◆ SET PROBLEM
Copy out the complete listing, word for word.

◆ RECORDS PROVIDED

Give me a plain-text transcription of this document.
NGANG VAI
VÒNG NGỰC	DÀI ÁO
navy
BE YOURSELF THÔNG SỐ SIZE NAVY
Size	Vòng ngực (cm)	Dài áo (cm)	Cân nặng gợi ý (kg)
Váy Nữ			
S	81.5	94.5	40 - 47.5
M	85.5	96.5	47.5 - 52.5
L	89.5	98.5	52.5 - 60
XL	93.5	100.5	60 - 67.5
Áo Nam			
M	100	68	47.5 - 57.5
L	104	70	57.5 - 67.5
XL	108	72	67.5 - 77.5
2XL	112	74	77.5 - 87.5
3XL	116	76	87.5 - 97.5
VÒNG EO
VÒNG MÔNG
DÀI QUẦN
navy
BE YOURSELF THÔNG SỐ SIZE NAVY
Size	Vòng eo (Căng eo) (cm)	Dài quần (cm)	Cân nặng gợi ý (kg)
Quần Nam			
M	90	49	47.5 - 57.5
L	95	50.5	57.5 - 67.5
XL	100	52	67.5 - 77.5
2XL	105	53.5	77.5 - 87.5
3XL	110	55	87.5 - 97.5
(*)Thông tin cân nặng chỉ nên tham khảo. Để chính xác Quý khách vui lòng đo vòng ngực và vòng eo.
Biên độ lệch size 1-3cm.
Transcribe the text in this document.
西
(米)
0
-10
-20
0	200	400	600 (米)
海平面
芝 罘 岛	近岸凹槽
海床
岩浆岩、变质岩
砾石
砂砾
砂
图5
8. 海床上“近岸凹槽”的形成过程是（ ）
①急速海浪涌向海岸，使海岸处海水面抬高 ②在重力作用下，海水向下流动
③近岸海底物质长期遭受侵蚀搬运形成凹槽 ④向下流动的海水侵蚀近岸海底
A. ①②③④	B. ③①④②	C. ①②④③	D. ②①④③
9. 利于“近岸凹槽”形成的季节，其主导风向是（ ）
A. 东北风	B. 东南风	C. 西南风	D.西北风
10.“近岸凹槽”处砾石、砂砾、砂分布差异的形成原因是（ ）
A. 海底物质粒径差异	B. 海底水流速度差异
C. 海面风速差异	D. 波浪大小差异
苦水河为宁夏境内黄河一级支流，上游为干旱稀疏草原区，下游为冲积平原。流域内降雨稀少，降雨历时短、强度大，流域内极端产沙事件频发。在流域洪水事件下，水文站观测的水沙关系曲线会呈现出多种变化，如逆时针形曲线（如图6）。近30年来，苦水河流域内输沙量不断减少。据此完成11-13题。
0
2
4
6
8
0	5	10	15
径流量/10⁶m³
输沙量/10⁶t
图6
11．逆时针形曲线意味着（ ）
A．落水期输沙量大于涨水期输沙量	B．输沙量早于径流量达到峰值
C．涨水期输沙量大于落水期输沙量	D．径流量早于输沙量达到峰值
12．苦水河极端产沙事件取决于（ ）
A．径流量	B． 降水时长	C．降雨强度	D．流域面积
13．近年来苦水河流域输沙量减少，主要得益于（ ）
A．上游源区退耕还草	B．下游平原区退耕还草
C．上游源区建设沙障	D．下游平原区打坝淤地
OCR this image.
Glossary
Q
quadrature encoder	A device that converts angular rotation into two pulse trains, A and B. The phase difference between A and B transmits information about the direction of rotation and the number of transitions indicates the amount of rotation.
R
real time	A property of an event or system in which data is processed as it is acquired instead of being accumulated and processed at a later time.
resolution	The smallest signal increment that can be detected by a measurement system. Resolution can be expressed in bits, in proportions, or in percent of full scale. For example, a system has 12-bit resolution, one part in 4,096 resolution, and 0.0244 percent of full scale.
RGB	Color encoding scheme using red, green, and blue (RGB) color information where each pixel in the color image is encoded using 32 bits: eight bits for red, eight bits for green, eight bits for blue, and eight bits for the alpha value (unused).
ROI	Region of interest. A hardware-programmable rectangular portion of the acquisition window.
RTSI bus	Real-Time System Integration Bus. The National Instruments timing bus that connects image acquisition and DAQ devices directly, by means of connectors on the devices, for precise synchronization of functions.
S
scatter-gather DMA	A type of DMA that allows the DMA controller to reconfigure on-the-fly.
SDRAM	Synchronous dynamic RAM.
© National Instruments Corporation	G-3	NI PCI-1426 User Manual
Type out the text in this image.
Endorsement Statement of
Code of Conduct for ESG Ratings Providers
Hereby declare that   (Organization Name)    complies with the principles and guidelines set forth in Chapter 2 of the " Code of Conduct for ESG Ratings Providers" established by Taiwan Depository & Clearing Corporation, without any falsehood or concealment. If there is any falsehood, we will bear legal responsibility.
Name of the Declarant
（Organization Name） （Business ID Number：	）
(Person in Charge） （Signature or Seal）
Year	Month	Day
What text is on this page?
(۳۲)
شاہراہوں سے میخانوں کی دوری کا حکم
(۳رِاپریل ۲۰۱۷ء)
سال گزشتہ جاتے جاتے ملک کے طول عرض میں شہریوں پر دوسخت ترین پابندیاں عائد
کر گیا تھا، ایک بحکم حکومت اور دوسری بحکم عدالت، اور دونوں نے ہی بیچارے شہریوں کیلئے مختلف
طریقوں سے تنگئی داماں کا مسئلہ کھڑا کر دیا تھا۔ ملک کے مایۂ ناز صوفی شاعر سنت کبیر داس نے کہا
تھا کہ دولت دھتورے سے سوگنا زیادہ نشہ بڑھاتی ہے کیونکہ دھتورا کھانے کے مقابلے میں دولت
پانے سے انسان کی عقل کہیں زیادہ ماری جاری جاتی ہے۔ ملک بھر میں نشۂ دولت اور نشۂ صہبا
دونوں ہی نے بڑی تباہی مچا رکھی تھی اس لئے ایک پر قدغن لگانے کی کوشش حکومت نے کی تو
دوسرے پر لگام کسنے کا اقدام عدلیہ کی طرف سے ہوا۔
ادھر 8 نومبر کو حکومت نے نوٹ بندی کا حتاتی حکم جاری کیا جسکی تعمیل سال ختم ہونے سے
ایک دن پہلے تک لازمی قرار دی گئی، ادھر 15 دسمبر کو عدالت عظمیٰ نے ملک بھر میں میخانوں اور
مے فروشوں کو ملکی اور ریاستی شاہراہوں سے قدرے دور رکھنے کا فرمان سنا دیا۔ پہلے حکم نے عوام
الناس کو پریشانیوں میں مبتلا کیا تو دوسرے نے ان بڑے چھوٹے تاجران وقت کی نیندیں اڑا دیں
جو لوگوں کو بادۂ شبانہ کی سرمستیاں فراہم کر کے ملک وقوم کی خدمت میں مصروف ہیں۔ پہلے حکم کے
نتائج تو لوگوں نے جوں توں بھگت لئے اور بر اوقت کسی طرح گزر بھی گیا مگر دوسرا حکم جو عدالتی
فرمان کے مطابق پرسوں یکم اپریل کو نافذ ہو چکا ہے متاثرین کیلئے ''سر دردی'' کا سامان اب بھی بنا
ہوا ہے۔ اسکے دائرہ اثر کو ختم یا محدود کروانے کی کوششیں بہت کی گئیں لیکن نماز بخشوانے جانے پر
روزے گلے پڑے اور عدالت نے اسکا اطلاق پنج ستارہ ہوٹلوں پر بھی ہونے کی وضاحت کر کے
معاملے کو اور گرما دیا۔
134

◆ RESULT FOR THIS EXERCISE
Give me a plain-text transcription of this document.
NGANG VAI
VÒNG NGỰC	DÀI ÁO
navy
BE YOURSELF THÔNG SỐ SIZE NAVY
Size	Vòng ngực (cm)	Dài áo (cm)	Cân nặng gợi ý (kg)
Váy Nữ			
S	81.5	94.5	40 - 47.5
M	85.5	96.5	47.5 - 52.5
L	89.5	98.5	52.5 - 60
XL	93.5	100.5	60 - 67.5
Áo Nam			
M	100	68	47.5 - 57.5
L	104	70	57.5 - 67.5
XL	108	72	67.5 - 77.5
2XL	112	74	77.5 - 87.5
3XL	116	76	87.5 - 97.5
VÒNG EO
VÒNG MÔNG
DÀI QUẦN
navy
BE YOURSELF THÔNG SỐ SIZE NAVY
Size	Vòng eo (Căng eo) (cm)	Dài quần (cm)	Cân nặng gợi ý (kg)
Quần Nam			
M	90	49	47.5 - 57.5
L	95	50.5	57.5 - 67.5
XL	100	52	67.5 - 77.5
2XL	105	53.5	77.5 - 87.5
3XL	110	55	87.5 - 97.5
(*)Thông tin cân nặng chỉ nên tham khảo. Để chính xác Quý khách vui lòng đo vòng ngực và vòng eo.
Biên độ lệch size 1-3cm.
Transcribe the text in this document.
西
(米)
0
-10
-20
0	200	400	600 (米)
海平面
芝 罘 岛	近岸凹槽
海床
岩浆岩、变质岩
砾石
砂砾
砂
图5
8. 海床上“近岸凹槽”的形成过程是（ ）
①急速海浪涌向海岸，使海岸处海水面抬高 ②在重力作用下，海水向下流动
③近岸海底物质长期遭受侵蚀搬运形成凹槽 ④向下流动的海水侵蚀近岸海底
A. ①②③④	B. ③①④②	C. ①②④③	D. ②①④③
9. 利于“近岸凹槽”形成的季节，其主导风向是（ ）
A. 东北风	B. 东南风	C. 西南风	D.西北风
10.“近岸凹槽”处砾石、砂砾、砂分布差异的形成原因是（ ）
A. 海底物质粒径差异	B. 海底水流速度差异
C. 海面风速差异	D. 波浪大小差异
苦水河为宁夏境内黄河一级支流，上游为干旱稀疏草原区，下游为冲积平原。流域内降雨稀少，降雨历时短、强度大，流域内极端产沙事件频发。在流域洪水事件下，水文站观测的水沙关系曲线会呈现出多种变化，如逆时针形曲线（如图6）。近30年来，苦水河流域内输沙量不断减少。据此完成11-13题。
0
2
4
6
8
0	5	10	15
径流量/10⁶m³
输沙量/10⁶t
图6
11．逆时针形曲线意味着（ ）
A．落水期输沙量大于涨水期输沙量	B．输沙量早于径流量达到峰值
C．涨水期输沙量大于落水期输沙量	D．径流量早于输沙量达到峰值
12．苦水河极端产沙事件取决于（ ）
A．径流量	B． 降水时长	C．降雨强度	D．流域面积
13．近年来苦水河流域输沙量减少，主要得益于（ ）
A．上游源区退耕还草	B．下游平原区退耕还草
C．上游源区建设沙障	D．下游平原区打坝淤地
OCR this image.
Glossary
Q
quadrature encoder	A device that converts angular rotation into two pulse trains, A and B. The phase difference between A and B transmits information about the direction of rotation and the number of transitions indicates the amount of rotation.
R
real time	A property of an event or system in which data is processed as it is acquired instead of being accumulated and processed at a later time.
resolution	The smallest signal increment that can be detected by a measurement system. Resolution can be expressed in bits, in proportions, or in percent of full scale. For example, a system has 12-bit resolution, one part in 4,096 resolution, and 0.0244 percent of full scale.
RGB	Color encoding scheme using red, green, and blue (RGB) color information where each pixel in the color image is encoded using 32 bits: eight bits for red, eight bits for green, eight bits for blue, and eight bits for the alpha value (unused).
ROI	Region of interest. A hardware-programmable rectangular portion of the acquisition window.
RTSI bus	Real-Time System Integration Bus. The National Instruments timing bus that connects image acquisition and DAQ devices directly, by means of connectors on the devices, for precise synchronization of functions.
S
scatter-gather DMA	A type of DMA that allows the DMA controller to reconfigure on-the-fly.
SDRAM	Synchronous dynamic RAM.
© National Instruments Corporation	G-3	NI PCI-1426 User Manual
Type out the text in this image.
Endorsement Statement of
Code of Conduct for ESG Ratings Providers
Hereby declare that   (Organization Name)    complies with the principles and guidelines set forth in Chapter 2 of the " Code of Conduct for ESG Ratings Providers" established by Taiwan Depository & Clearing Corporation, without any falsehood or concealment. If there is any falsehood, we will bear legal responsibility.
Name of the Declarant
（Organization Name） （Business ID Number：	）
(Person in Charge） （Signature or Seal）
Year	Month	Day
What text is on this page?
(۳۲)
شاہراہوں سے میخانوں کی دوری کا حکم
(۳رِاپریل ۲۰۱۷ء)
سال گزشتہ جاتے جاتے ملک کے طول عرض میں شہریوں پر دوسخت ترین پابندیاں عائد
کر گیا تھا، ایک بحکم حکومت اور دوسری بحکم عدالت، اور دونوں نے ہی بیچارے شہریوں کیلئے مختلف
طریقوں سے تنگئی داماں کا مسئلہ کھڑا کر دیا تھا۔ ملک کے مایۂ ناز صوفی شاعر سنت کبیر داس نے کہا
تھا کہ دولت دھتورے سے سوگنا زیادہ نشہ بڑھاتی ہے کیونکہ دھتورا کھانے کے مقابلے میں دولت
پانے سے انسان کی عقل کہیں زیادہ ماری جاری جاتی ہے۔ ملک بھر میں نشۂ دولت اور نشۂ صہبا
دونوں ہی نے بڑی تباہی مچا رکھی تھی اس لئے ایک پر قدغن لگانے کی کوشش حکومت نے کی تو
دوسرے پر لگام کسنے کا اقدام عدلیہ کی طرف سے ہوا۔
ادھر 8 نومبر کو حکومت نے نوٹ بندی کا حتاتی حکم جاری کیا جسکی تعمیل سال ختم ہونے سے
ایک دن پہلے تک لازمی قرار دی گئی، ادھر 15 دسمبر کو عدالت عظمیٰ نے ملک بھر میں میخانوں اور
مے فروشوں کو ملکی اور ریاستی شاہراہوں سے قدرے دور رکھنے کا فرمان سنا دیا۔ پہلے حکم نے عوام
الناس کو پریشانیوں میں مبتلا کیا تو دوسرے نے ان بڑے چھوٹے تاجران وقت کی نیندیں اڑا دیں
جو لوگوں کو بادۂ شبانہ کی سرمستیاں فراہم کر کے ملک وقوم کی خدمت میں مصروف ہیں۔ پہلے حکم کے
نتائج تو لوگوں نے جوں توں بھگت لئے اور بر اوقت کسی طرح گزر بھی گیا مگر دوسرا حکم جو عدالتی
فرمان کے مطابق پرسوں یکم اپریل کو نافذ ہو چکا ہے متاثرین کیلئے ''سر دردی'' کا سامان اب بھی بنا
ہوا ہے۔ اسکے دائرہ اثر کو ختم یا محدود کروانے کی کوششیں بہت کی گئیں لیکن نماز بخشوانے جانے پر
روزے گلے پڑے اور عدالت نے اسکا اطلاق پنج ستارہ ہوٹلوں پر بھی ہونے کی وضاحت کر کے
معاملے کو اور گرما دیا۔
134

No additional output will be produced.